Votre objectif
Recopiez intégralement l’extrait sur l’instant et l’occasion, sans en modifier un seul mot ni un seul signe.

Extrait du texte

L’instant, haussé au rang de révélation épiphanique, se fait ici occasion, « instant qui est pour nous une chance », écrit Jankélévitch dans Le Je-ne-sais-quoi et le presque-rien. Or, l’occasion, propice, est une « coïncidence ponctuelle » de plusieurs temporalités, celle du sujet et celle de l’événement qui surgit, l’intersection de lignes temporelles, l’instant de synchronisation miraculeuse de plusieurs rythmes, comme une polyrythmie heureuse :

L’occasion est une chance, et une chance inédite, inouïe, inespérée, par la réunion exceptionnelle de facteurs ou de conditions qui demeurent en général disjoints. L’occasion est l’alternative surmontée […], la conjonction critique succède à la disjonction chronique, le cumul au sporadisme ! […] C’est donc le “simul” de la simultanéité qui est le miracle [12].

Données
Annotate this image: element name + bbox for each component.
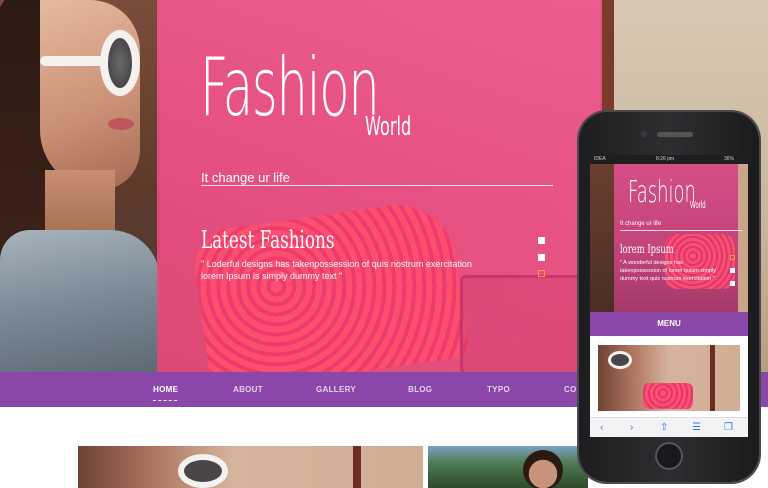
sunglasses-icon [40,30,140,100]
mobile-content-image[interactable] [598,345,740,411]
phone-screen: IDEA 8:26 pm 36% Fashion World It change… [590,155,748,437]
back-icon[interactable]: ‹ [600,421,603,435]
sunglasses-icon [608,351,632,369]
model-jacket [0,230,160,372]
nav-item-about[interactable]: ABOUT [233,385,263,394]
nav-active-indicator [153,400,177,401]
mobile-model-image [590,164,614,312]
mobile-slider-dot-1[interactable] [730,255,735,260]
speaker-grille [657,132,693,137]
status-battery: 36% [724,156,735,162]
phone-status-bar: IDEA 8:26 pm 36% [590,155,748,164]
slider-dot-1[interactable] [538,237,545,244]
mobile-menu-button[interactable]: MENU [590,312,748,336]
nav-item-home[interactable]: HOME [153,385,178,394]
section-description: " Loderful designs has takenpossession o… [201,259,472,281]
mobile-tagline-divider [620,230,742,231]
slider-dot-2[interactable] [538,254,545,261]
site-logo[interactable]: Fashion World [200,41,488,143]
section-title: Latest Fashions [201,226,335,254]
slider-dot-3[interactable] [538,270,545,277]
nav-item-typo[interactable]: TYPO [487,385,510,394]
model-head [523,450,563,488]
content-thumbnail-2[interactable] [428,446,588,488]
mobile-section-title: lorem Ipsum [620,242,674,256]
forward-icon[interactable]: › [630,421,633,435]
content-thumbnail-1[interactable] [78,446,423,488]
tagline-divider [201,185,553,186]
status-time: 8:26 pm [656,156,675,162]
logo-title: Fashion [200,41,380,134]
mobile-logo-suffix: World [690,200,706,211]
nav-item-blog[interactable]: BLOG [408,385,432,394]
mobile-hero: Fashion World It change ur life lorem Ip… [590,164,748,312]
mobile-section-description: " A wonderful designs has takenpossessio… [620,260,716,282]
mobile-slider-dot-2[interactable] [730,268,735,273]
mobile-slider-dot-3[interactable] [730,281,735,286]
camera-icon [641,131,647,137]
tabs-icon[interactable]: ❐ [724,421,733,435]
share-icon[interactable]: ⇧ [660,421,668,435]
bookmarks-icon[interactable]: ☰ [692,421,701,435]
mobile-tagline: It change ur life [620,221,662,227]
home-button[interactable] [655,442,683,470]
logo-suffix: World [365,112,412,142]
hero-model-image [0,0,160,372]
nav-item-gallery[interactable]: GALLERY [316,385,356,394]
hero-tagline: It change ur life [201,170,290,185]
chair-image [190,197,470,372]
phone-mockup: IDEA 8:26 pm 36% Fashion World It change… [579,112,759,482]
model-lips [108,118,134,130]
status-carrier: IDEA [594,156,606,162]
sunglasses-icon [178,454,228,488]
browser-toolbar: ‹ › ⇧ ☰ ❐ [590,417,748,437]
mobile-logo-title[interactable]: Fashion [628,178,696,208]
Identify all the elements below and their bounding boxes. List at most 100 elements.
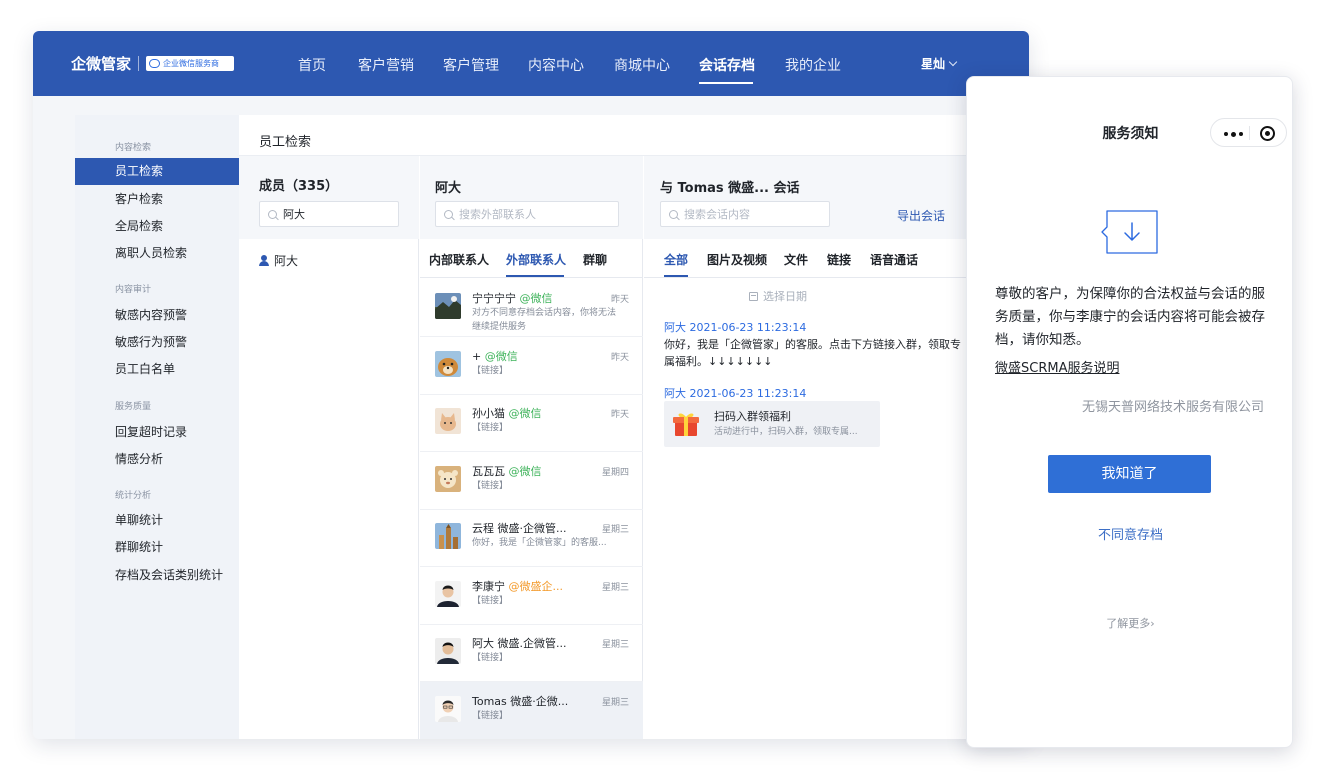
member-result-item[interactable]: 阿大 bbox=[259, 252, 298, 269]
contact-search-input[interactable]: 搜索外部联系人 bbox=[435, 201, 619, 227]
decline-archive-button[interactable]: 不同意存档 bbox=[967, 524, 1294, 543]
member-search-input[interactable]: 阿大 bbox=[259, 201, 399, 227]
contact-list-item[interactable]: 云程 微盛·企微管... 你好，我是「企微管家」的客服... 星期三 bbox=[420, 509, 643, 567]
company-name: 无锡天普网络技术服务有限公司 bbox=[1081, 400, 1264, 415]
contact-name: 李康宁 @微盛企... bbox=[472, 578, 563, 594]
tab-active-indicator bbox=[506, 275, 564, 277]
contact-source-tag: @微盛企... bbox=[508, 579, 564, 593]
service-terms-link[interactable]: 微盛SCRMA服务说明 bbox=[995, 357, 1119, 376]
contact-owner-heading: 阿大 bbox=[435, 181, 462, 196]
member-column-header: 成员（335） 阿大 bbox=[239, 156, 419, 239]
chat-heading: 与 Tomas 微盛... 会话 bbox=[660, 181, 800, 196]
member-count-heading: 成员（335） bbox=[259, 179, 339, 194]
service-notice-dialog: 服务须知 尊敬的客户，为保障你的合法权益与会话的服务质量，你与李康宁的会话内容将… bbox=[966, 76, 1293, 748]
tab-files[interactable]: 文件 bbox=[784, 251, 808, 268]
mini-program-capsule bbox=[1210, 118, 1287, 147]
nav-mall-center[interactable]: 商城中心 bbox=[614, 55, 670, 75]
contact-last-message: 对方不同意存档会话内容，你将无法继续提供服务 bbox=[472, 308, 617, 332]
nav-home[interactable]: 首页 bbox=[298, 55, 326, 75]
sidebar: 内容检索 员工检索 客户检索 全局检索 离职人员检索 内容审计 敏感内容预警 敏… bbox=[75, 115, 239, 739]
sidebar-group-title: 统计分析 bbox=[115, 491, 152, 501]
sidebar-item-single-chat-stats[interactable]: 单聊统计 bbox=[75, 507, 239, 534]
brand-divider bbox=[138, 56, 139, 71]
contact-name: + @微信 bbox=[472, 348, 518, 364]
contact-display-name: 云程 微盛·企微管... bbox=[472, 522, 567, 535]
contact-list-item[interactable]: Tomas 微盛·企微... 【链接】 星期三 bbox=[420, 681, 643, 739]
sidebar-item-sensitive-content[interactable]: 敏感内容预警 bbox=[75, 302, 239, 329]
contact-last-message: 【链接】 bbox=[472, 365, 509, 376]
nav-content-center[interactable]: 内容中心 bbox=[528, 55, 584, 75]
message-meta: 阿大 2021-06-23 11:23:14 bbox=[664, 321, 807, 334]
user-menu[interactable]: 星灿 bbox=[921, 55, 958, 72]
tab-internal-contacts[interactable]: 内部联系人 bbox=[429, 251, 489, 268]
contact-avatar bbox=[435, 350, 461, 377]
chat-search-input[interactable]: 搜索会话内容 bbox=[660, 201, 830, 227]
top-nav: 企微管家 企业微信服务商 首页 客户营销 客户管理 内容中心 商城中心 会话存档… bbox=[33, 31, 1029, 96]
contact-avatar bbox=[435, 580, 461, 607]
contact-name: 瓦瓦瓦 @微信 bbox=[472, 463, 542, 479]
more-icon[interactable] bbox=[1224, 131, 1243, 137]
tab-group-chats[interactable]: 群聊 bbox=[583, 251, 607, 268]
sidebar-item-resigned-search[interactable]: 离职人员检索 bbox=[75, 240, 239, 267]
nav-customer-management[interactable]: 客户管理 bbox=[443, 55, 499, 75]
contact-list-item[interactable]: 瓦瓦瓦 @微信 【链接】 星期四 bbox=[420, 452, 643, 510]
service-provider-badge: 企业微信服务商 bbox=[146, 56, 234, 71]
contact-timestamp: 星期三 bbox=[601, 582, 629, 593]
contact-last-message: 【链接】 bbox=[472, 423, 509, 433]
nav-my-enterprise[interactable]: 我的企业 bbox=[785, 55, 841, 75]
contact-display-name: Tomas 微盛·企微... bbox=[472, 694, 569, 708]
nav-session-archive[interactable]: 会话存档 bbox=[699, 55, 755, 75]
sidebar-item-sensitive-behavior[interactable]: 敏感行为预警 bbox=[75, 329, 239, 356]
contact-avatar bbox=[435, 523, 461, 549]
tab-links[interactable]: 链接 bbox=[827, 251, 851, 268]
contact-list-item[interactable]: 孙小猫 @微信 【链接】 昨天 bbox=[420, 394, 643, 452]
link-card[interactable]: 扫码入群领福利 活动进行中，扫码入群，领取专属... bbox=[664, 401, 880, 447]
user-name: 星灿 bbox=[921, 57, 946, 71]
contact-name: 宁宁宁宁 @微信 bbox=[472, 290, 553, 306]
contact-list-item[interactable]: 阿大 微盛.企微管... 【链接】 星期三 bbox=[420, 624, 643, 682]
contact-avatar bbox=[435, 293, 461, 319]
contact-column: 阿大 搜索外部联系人 内部联系人 外部联系人 群聊 宁宁宁宁 @微信对方不同意存… bbox=[420, 156, 643, 739]
sidebar-item-global-search[interactable]: 全局检索 bbox=[75, 213, 239, 240]
gift-icon bbox=[673, 413, 699, 436]
sidebar-group-title: 内容审计 bbox=[115, 285, 152, 295]
date-picker[interactable]: 选择日期 bbox=[749, 288, 807, 304]
contact-timestamp: 星期三 bbox=[601, 640, 629, 650]
sidebar-item-reply-timeout[interactable]: 回复超时记录 bbox=[75, 419, 239, 446]
contact-name: 阿大 微盛.企微管... bbox=[472, 635, 566, 651]
contact-list-item[interactable]: 宁宁宁宁 @微信 对方不同意存档会话内容，你将无法继续提供服务 昨天 bbox=[420, 279, 643, 337]
learn-more-link[interactable]: 了解更多› bbox=[967, 615, 1294, 631]
contact-timestamp: 昨天 bbox=[610, 352, 629, 363]
link-card-subtitle: 活动进行中，扫码入群，领取专属... bbox=[714, 427, 858, 437]
tab-media[interactable]: 图片及视频 bbox=[707, 251, 767, 268]
brand-logo: 企微管家 bbox=[71, 55, 132, 73]
sidebar-item-employee-search[interactable]: 员工检索 bbox=[75, 158, 239, 185]
contact-list-item[interactable]: 李康宁 @微盛企... 【链接】 星期三 bbox=[420, 567, 643, 625]
sidebar-item-whitelist[interactable]: 员工白名单 bbox=[75, 356, 239, 383]
chat-search-placeholder: 搜索会话内容 bbox=[684, 208, 750, 221]
contact-avatar bbox=[435, 638, 461, 664]
member-column: 成员（335） 阿大 阿大 bbox=[239, 156, 419, 739]
acknowledge-button[interactable]: 我知道了 bbox=[1048, 455, 1211, 493]
tab-all[interactable]: 全部 bbox=[664, 251, 688, 268]
contact-list-item[interactable]: + @微信 【链接】 昨天 bbox=[420, 337, 643, 395]
close-target-icon[interactable] bbox=[1260, 126, 1275, 141]
sidebar-item-group-chat-stats[interactable]: 群聊统计 bbox=[75, 534, 239, 561]
export-chat-button[interactable]: 导出会话 bbox=[897, 207, 945, 224]
sidebar-item-customer-search[interactable]: 客户检索 bbox=[75, 186, 239, 213]
sidebar-group-title: 内容检索 bbox=[115, 143, 152, 153]
notice-text: 尊敬的客户，为保障你的合法权益与会话的服务质量，你与李康宁的会话内容将可能会被存… bbox=[995, 286, 1265, 348]
contact-avatar bbox=[435, 695, 461, 722]
nav-customer-marketing[interactable]: 客户营销 bbox=[358, 55, 414, 75]
sidebar-item-archive-stats[interactable]: 存档及会话类别统计 bbox=[75, 562, 239, 589]
tab-external-contacts[interactable]: 外部联系人 bbox=[506, 251, 566, 268]
search-icon bbox=[669, 209, 678, 219]
contact-source-tag: @微信 bbox=[508, 407, 542, 420]
contact-name: 孙小猫 @微信 bbox=[472, 405, 542, 421]
message-meta: 阿大 2021-06-23 11:23:14 bbox=[664, 387, 807, 400]
contact-display-name: 李康宁 bbox=[472, 579, 505, 593]
sidebar-item-sentiment[interactable]: 情感分析 bbox=[75, 446, 239, 473]
tab-voice-calls[interactable]: 语音通话 bbox=[870, 251, 918, 268]
contact-display-name: + bbox=[472, 349, 482, 363]
calendar-icon bbox=[749, 291, 758, 301]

Réponse attendue
L’instant, haussé au rang de révélation épiphanique, se fait ici occasion, « instant qui est pour nous une chance », écrit Jankélévitch dans Le Je-ne-sais-quoi et le presque-rien. Or, l’occasion, propice, est une « coïncidence ponctuelle » de plusieurs temporalités, celle du sujet et celle de l’événement qui surgit, l’intersection de lignes temporelles, l’instant de synchronisation miraculeuse de plusieurs rythmes, comme une polyrythmie heureuse :

L’occasion est une chance, et une chance inédite, inouïe, inespérée, par la réunion exceptionnelle de facteurs ou de conditions qui demeurent en général disjoints. L’occasion est l’alternative surmontée […], la conjonction critique succède à la disjonction chronique, le cumul au sporadisme ! […] C’est donc le “simul” de la simultanéité qui est le miracle [12].